• **Data provided**
## start

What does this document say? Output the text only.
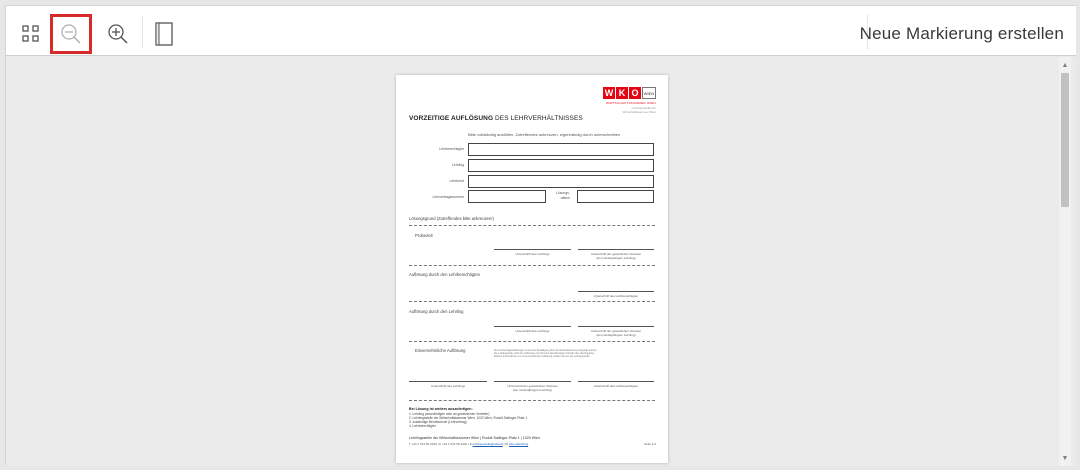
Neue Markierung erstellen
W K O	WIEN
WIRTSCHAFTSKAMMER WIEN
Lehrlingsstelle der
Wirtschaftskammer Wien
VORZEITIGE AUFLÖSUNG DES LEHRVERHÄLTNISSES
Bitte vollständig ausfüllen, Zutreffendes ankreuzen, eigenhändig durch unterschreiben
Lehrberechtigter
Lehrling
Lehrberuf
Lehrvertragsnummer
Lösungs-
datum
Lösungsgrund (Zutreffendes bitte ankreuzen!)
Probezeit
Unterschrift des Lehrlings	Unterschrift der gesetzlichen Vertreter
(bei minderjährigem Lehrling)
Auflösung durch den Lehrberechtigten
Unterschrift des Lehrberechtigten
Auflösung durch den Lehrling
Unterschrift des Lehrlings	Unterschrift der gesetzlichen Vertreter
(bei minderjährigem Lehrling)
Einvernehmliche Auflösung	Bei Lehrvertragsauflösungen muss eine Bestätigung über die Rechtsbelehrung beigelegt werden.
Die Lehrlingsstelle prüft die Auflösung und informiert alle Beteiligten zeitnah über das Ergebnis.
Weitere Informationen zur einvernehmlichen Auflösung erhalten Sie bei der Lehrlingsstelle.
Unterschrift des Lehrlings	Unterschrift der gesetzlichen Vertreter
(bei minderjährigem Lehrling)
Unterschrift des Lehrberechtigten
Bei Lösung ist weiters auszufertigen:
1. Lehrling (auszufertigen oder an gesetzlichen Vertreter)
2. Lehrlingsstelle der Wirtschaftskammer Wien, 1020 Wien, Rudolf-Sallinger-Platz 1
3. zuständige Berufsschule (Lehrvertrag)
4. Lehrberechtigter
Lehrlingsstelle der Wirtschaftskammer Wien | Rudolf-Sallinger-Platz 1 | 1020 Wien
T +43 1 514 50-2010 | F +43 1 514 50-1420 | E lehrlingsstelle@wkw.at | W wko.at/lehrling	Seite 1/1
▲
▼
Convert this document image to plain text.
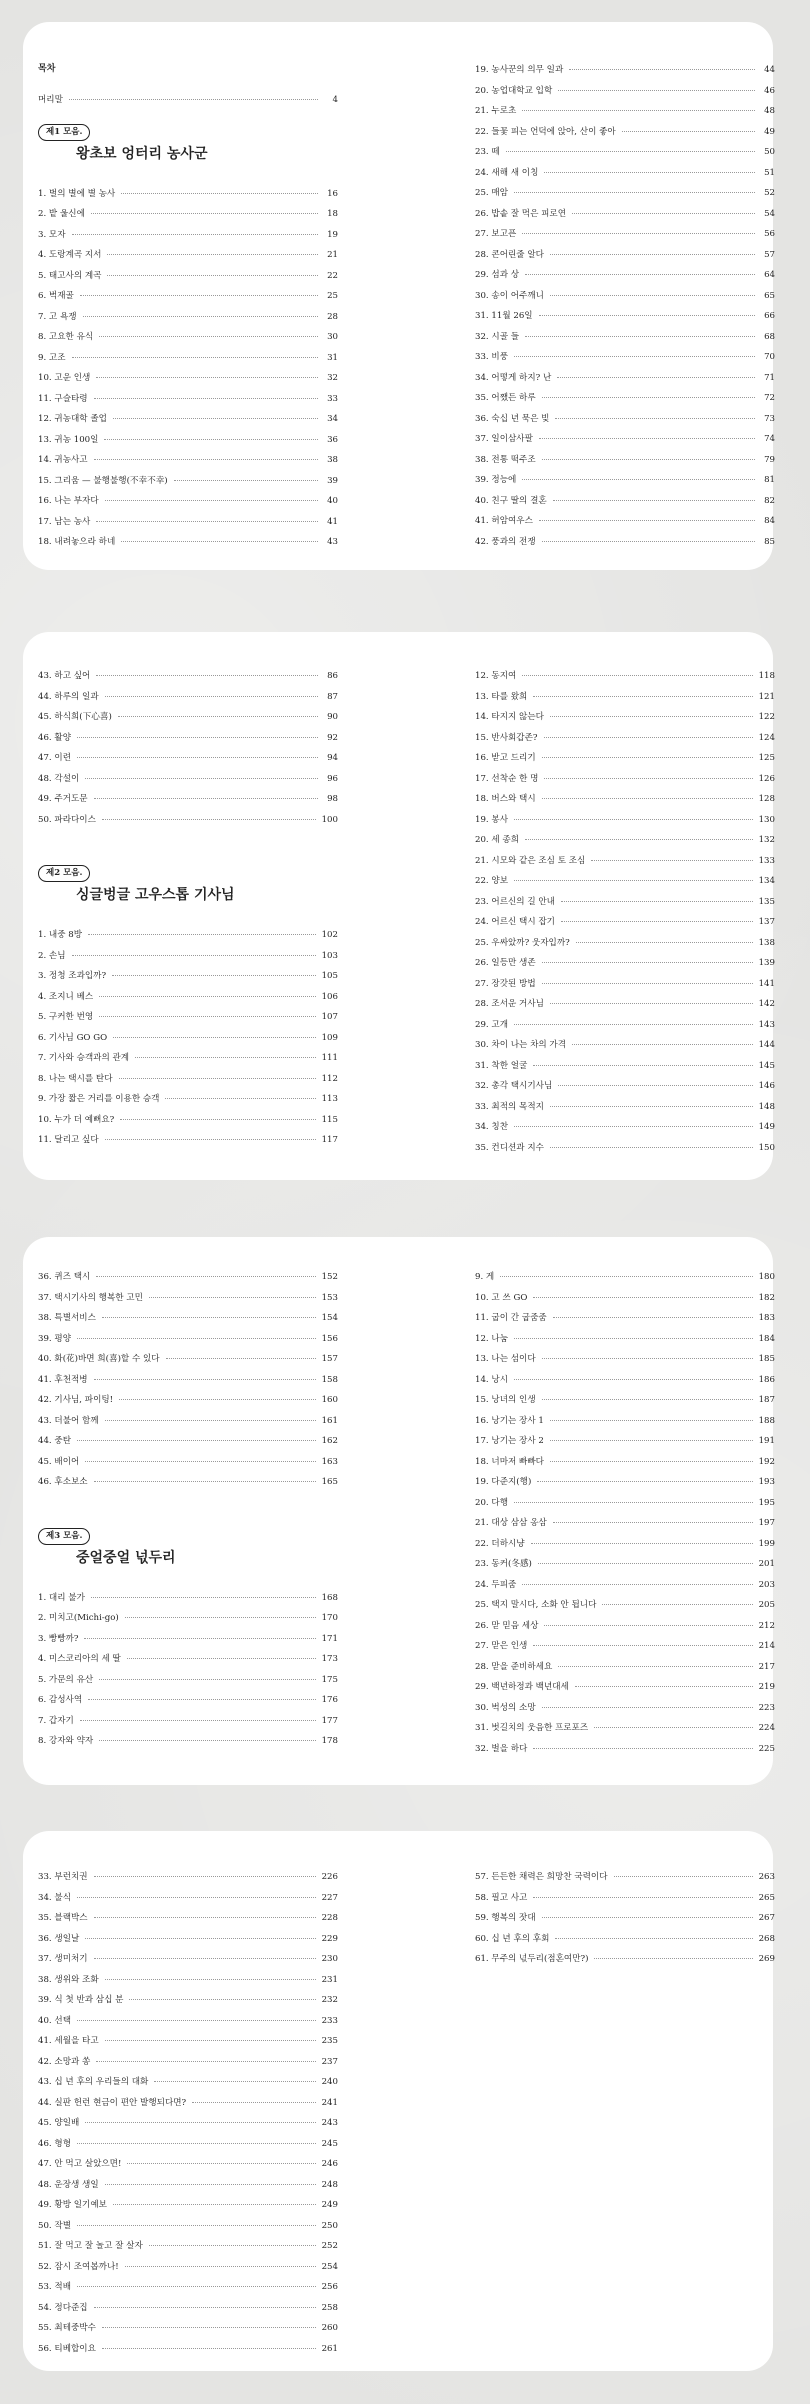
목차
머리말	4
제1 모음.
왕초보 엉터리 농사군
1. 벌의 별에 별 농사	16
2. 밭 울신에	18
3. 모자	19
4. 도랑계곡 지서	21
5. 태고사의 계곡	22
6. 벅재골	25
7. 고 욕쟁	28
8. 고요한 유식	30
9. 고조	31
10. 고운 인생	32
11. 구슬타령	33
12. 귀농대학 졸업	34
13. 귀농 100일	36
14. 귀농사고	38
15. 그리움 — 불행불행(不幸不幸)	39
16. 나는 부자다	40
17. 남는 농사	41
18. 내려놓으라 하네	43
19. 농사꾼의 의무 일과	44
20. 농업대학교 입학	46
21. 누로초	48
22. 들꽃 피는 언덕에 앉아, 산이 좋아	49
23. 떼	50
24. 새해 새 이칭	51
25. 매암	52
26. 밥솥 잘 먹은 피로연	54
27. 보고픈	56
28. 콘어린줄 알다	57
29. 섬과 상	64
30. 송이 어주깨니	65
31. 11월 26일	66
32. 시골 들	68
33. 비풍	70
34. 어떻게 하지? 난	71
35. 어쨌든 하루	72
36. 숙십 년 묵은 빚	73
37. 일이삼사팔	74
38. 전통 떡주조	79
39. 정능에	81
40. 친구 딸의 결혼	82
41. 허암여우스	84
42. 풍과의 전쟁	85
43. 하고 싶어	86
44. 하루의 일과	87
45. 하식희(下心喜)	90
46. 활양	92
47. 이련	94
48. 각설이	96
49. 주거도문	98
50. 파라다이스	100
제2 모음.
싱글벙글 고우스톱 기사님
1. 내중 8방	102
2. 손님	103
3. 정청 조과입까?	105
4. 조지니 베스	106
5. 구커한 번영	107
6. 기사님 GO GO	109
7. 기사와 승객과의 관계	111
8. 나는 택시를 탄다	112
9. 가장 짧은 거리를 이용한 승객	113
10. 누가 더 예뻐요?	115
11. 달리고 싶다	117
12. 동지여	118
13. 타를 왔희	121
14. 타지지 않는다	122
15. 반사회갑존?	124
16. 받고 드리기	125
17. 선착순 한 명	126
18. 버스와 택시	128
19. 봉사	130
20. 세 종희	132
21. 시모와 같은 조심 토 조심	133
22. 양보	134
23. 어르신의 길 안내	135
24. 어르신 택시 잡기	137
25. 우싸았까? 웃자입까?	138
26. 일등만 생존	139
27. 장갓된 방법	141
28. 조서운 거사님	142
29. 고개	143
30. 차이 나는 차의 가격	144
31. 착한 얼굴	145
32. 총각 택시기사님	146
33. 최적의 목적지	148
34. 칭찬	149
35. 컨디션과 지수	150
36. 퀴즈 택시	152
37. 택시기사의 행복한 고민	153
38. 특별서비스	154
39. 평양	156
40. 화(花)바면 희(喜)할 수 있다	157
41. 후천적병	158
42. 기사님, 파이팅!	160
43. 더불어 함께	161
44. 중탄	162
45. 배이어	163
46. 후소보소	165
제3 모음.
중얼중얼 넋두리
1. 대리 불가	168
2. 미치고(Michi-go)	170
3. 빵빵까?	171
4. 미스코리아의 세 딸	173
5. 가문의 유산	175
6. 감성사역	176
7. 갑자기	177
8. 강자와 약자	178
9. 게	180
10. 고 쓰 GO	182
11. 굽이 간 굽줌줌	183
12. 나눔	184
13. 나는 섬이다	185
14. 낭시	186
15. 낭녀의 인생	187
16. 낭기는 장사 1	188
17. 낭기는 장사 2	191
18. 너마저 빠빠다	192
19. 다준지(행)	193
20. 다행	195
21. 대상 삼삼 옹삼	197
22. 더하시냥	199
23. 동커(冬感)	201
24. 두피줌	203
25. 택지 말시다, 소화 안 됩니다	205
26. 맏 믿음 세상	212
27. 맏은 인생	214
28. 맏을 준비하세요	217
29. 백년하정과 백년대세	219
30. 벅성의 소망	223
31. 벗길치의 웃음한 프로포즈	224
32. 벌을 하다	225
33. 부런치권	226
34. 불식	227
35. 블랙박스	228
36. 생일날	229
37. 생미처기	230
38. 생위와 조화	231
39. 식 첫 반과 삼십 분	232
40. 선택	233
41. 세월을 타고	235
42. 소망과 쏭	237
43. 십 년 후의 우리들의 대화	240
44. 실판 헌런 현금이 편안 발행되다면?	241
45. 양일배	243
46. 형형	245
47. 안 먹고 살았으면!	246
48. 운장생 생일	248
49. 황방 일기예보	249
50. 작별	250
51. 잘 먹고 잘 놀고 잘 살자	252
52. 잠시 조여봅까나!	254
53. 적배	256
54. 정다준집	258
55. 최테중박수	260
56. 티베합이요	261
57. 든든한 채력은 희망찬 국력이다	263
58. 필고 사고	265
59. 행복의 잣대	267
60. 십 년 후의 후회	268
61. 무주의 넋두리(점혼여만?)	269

## end

• **Directions for this task**
Scan the records above for the string "durch", then report every line that contains it.

• **Answer for the task**
Bitte vollständig ausfüllen, Zutreffendes ankreuzen, eigenhändig durch unterschreiben
Auflösung durch den Lehrberechtigten
Auflösung durch den Lehrling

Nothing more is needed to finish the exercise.